- _Set exercise_: Go through the entries below and collect each line with the string "name" in it.

- _Stored data entries_:

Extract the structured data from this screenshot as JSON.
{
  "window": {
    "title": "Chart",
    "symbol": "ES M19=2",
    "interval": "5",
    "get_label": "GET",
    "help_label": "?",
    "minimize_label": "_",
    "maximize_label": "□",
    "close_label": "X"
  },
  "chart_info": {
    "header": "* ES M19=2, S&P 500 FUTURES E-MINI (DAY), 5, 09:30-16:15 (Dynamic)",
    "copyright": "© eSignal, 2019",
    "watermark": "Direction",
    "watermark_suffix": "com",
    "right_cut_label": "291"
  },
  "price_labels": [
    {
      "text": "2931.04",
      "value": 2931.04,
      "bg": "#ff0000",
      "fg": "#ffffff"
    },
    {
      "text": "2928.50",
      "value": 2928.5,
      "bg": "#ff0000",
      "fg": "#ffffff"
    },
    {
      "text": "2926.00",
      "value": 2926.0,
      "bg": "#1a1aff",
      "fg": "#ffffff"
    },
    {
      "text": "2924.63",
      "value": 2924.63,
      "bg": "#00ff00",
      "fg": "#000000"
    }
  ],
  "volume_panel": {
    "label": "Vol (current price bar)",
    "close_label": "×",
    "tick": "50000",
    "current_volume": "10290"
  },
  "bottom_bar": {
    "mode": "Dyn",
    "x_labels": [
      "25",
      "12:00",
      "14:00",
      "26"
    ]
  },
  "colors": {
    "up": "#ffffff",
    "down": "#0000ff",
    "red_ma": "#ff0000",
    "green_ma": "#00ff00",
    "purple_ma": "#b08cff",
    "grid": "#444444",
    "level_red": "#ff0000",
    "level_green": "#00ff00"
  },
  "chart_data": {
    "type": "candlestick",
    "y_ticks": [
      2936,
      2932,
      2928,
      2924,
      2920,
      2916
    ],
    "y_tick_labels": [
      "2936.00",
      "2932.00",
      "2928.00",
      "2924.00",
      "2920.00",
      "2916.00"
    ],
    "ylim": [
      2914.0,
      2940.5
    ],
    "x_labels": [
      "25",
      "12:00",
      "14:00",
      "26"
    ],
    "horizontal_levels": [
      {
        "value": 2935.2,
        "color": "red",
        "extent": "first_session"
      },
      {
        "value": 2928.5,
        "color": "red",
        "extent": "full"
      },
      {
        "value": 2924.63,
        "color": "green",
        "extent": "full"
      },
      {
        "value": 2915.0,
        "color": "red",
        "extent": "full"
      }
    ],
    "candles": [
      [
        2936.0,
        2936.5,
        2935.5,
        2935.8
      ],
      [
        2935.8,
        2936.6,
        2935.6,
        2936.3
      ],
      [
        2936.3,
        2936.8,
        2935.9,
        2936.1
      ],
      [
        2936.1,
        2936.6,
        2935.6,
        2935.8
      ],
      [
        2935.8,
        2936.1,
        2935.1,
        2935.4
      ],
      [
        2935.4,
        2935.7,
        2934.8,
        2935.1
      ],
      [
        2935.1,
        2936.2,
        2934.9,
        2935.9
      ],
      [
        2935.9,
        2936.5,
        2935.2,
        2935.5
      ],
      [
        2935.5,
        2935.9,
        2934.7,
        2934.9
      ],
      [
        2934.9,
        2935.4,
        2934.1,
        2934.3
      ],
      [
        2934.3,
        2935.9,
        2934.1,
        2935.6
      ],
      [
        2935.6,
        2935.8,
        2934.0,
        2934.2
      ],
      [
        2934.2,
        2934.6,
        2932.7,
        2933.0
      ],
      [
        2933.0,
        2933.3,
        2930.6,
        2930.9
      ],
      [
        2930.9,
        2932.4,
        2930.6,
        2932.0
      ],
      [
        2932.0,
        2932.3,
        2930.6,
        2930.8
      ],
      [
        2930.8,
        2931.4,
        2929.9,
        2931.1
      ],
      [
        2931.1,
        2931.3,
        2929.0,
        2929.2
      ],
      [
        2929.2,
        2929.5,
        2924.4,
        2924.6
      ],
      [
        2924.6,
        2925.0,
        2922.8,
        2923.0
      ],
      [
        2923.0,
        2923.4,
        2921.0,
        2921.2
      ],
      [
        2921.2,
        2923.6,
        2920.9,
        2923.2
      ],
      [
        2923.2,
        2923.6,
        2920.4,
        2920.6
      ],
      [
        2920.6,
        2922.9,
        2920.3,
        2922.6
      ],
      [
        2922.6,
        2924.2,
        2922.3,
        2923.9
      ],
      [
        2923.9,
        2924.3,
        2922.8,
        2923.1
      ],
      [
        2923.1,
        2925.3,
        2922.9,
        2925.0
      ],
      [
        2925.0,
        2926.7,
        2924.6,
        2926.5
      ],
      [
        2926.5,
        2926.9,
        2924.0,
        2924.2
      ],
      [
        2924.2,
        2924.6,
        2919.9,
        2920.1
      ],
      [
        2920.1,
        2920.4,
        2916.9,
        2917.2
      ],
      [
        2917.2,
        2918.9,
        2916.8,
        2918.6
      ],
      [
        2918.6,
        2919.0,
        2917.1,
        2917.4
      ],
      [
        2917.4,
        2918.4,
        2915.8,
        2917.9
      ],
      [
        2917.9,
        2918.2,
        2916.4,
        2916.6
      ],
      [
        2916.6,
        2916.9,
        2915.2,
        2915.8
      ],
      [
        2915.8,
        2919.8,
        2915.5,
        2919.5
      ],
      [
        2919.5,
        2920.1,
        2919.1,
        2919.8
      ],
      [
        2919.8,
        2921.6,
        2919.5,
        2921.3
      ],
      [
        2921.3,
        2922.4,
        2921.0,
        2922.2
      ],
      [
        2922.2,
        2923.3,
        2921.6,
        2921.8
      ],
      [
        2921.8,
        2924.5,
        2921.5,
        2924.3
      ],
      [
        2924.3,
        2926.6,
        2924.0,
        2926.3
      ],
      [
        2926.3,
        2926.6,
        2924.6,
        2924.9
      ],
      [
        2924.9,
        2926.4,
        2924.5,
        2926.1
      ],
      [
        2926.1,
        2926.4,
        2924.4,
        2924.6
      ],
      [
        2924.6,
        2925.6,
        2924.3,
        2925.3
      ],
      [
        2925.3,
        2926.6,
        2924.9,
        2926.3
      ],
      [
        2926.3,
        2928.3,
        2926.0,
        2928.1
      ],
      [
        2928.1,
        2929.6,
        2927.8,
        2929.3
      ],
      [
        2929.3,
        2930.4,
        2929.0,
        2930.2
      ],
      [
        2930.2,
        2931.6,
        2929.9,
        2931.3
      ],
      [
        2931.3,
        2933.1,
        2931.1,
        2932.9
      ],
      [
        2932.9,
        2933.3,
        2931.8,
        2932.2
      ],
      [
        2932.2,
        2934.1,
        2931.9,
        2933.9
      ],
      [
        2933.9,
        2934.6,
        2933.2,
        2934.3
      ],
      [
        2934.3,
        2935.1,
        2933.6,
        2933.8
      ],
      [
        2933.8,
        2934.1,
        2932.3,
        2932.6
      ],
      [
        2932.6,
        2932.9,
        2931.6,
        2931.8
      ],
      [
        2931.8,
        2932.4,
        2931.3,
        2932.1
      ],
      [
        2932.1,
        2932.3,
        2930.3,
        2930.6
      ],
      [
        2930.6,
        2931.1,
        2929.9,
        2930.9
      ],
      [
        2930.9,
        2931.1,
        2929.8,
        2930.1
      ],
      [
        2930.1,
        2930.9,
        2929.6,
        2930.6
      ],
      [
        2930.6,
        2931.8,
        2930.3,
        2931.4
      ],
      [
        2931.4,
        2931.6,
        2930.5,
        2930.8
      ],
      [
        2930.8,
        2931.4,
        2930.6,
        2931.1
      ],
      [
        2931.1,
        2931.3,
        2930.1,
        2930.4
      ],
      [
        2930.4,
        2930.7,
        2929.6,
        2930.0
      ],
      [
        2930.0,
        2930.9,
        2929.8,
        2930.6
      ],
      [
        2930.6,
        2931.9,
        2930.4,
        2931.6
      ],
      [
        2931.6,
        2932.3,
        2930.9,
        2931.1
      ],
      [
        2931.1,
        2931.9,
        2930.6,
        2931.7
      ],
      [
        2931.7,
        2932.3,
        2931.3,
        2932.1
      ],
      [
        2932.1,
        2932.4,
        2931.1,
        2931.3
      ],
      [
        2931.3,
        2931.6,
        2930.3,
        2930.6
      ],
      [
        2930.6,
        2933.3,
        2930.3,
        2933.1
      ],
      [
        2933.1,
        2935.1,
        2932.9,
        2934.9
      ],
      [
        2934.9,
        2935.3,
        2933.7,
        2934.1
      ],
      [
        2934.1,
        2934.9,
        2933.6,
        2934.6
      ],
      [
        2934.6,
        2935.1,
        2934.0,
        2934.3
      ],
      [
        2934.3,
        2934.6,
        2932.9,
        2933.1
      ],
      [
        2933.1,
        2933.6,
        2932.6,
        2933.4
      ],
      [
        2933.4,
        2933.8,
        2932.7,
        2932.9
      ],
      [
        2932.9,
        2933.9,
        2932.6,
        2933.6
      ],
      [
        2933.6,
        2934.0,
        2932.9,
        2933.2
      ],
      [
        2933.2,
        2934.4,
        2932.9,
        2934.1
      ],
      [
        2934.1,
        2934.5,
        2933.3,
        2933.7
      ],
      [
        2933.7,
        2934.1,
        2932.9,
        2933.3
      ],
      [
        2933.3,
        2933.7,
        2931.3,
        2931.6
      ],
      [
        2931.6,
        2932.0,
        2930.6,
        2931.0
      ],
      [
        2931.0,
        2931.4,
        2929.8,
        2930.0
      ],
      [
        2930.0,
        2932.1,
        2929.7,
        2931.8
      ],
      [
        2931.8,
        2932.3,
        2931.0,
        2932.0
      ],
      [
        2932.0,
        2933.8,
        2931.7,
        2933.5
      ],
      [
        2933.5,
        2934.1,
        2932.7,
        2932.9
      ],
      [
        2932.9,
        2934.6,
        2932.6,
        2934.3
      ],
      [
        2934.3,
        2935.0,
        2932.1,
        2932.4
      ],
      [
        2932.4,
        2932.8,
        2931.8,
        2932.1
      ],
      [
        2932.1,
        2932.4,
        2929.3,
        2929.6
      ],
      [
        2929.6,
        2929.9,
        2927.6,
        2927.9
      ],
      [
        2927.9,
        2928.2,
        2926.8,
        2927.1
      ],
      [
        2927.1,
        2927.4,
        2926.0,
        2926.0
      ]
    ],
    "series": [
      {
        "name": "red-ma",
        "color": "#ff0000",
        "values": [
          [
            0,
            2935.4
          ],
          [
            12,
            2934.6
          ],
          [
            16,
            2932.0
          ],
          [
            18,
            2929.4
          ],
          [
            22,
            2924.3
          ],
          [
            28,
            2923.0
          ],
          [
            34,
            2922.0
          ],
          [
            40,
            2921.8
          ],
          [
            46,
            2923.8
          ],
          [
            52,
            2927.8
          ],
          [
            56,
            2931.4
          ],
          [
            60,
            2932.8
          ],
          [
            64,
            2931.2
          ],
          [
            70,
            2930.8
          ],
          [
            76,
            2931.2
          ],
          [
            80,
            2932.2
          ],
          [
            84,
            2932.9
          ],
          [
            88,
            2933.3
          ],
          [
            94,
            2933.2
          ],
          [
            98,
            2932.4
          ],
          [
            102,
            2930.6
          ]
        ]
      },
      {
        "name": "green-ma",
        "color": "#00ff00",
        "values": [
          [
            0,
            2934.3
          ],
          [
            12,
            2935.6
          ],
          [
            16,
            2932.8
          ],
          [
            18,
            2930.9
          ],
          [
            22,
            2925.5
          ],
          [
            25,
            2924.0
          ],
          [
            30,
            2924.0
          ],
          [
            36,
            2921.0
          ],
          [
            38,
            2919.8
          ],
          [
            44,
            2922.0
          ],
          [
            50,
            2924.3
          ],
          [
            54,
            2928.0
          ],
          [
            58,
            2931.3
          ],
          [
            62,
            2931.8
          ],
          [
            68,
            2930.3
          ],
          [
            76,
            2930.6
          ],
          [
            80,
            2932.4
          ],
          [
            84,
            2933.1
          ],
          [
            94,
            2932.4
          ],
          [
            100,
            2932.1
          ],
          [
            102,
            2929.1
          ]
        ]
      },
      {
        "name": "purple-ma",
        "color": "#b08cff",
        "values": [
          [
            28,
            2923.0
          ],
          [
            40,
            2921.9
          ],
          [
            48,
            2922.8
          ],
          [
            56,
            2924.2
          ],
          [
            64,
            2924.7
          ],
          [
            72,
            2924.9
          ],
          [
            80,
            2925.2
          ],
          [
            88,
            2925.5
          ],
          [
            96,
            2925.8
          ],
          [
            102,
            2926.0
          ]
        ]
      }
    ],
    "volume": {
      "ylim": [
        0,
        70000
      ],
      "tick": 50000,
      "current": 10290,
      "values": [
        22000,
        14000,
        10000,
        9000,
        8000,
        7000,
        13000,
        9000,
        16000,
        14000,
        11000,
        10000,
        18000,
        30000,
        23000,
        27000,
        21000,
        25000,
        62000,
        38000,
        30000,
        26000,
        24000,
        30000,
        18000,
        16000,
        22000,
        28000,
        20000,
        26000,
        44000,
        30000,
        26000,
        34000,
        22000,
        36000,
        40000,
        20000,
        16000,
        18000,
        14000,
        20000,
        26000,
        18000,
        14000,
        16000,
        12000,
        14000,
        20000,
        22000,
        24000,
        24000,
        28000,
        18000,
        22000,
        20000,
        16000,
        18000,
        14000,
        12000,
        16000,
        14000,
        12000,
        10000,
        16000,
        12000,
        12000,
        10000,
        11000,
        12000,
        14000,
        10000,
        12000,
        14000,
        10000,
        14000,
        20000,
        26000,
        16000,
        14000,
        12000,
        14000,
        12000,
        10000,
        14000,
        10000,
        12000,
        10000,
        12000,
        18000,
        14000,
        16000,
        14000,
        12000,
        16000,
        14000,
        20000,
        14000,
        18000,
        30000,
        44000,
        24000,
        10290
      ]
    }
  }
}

- _Full solution_:
        "name": "red-ma",
        "name": "green-ma",
        "name": "purple-ma",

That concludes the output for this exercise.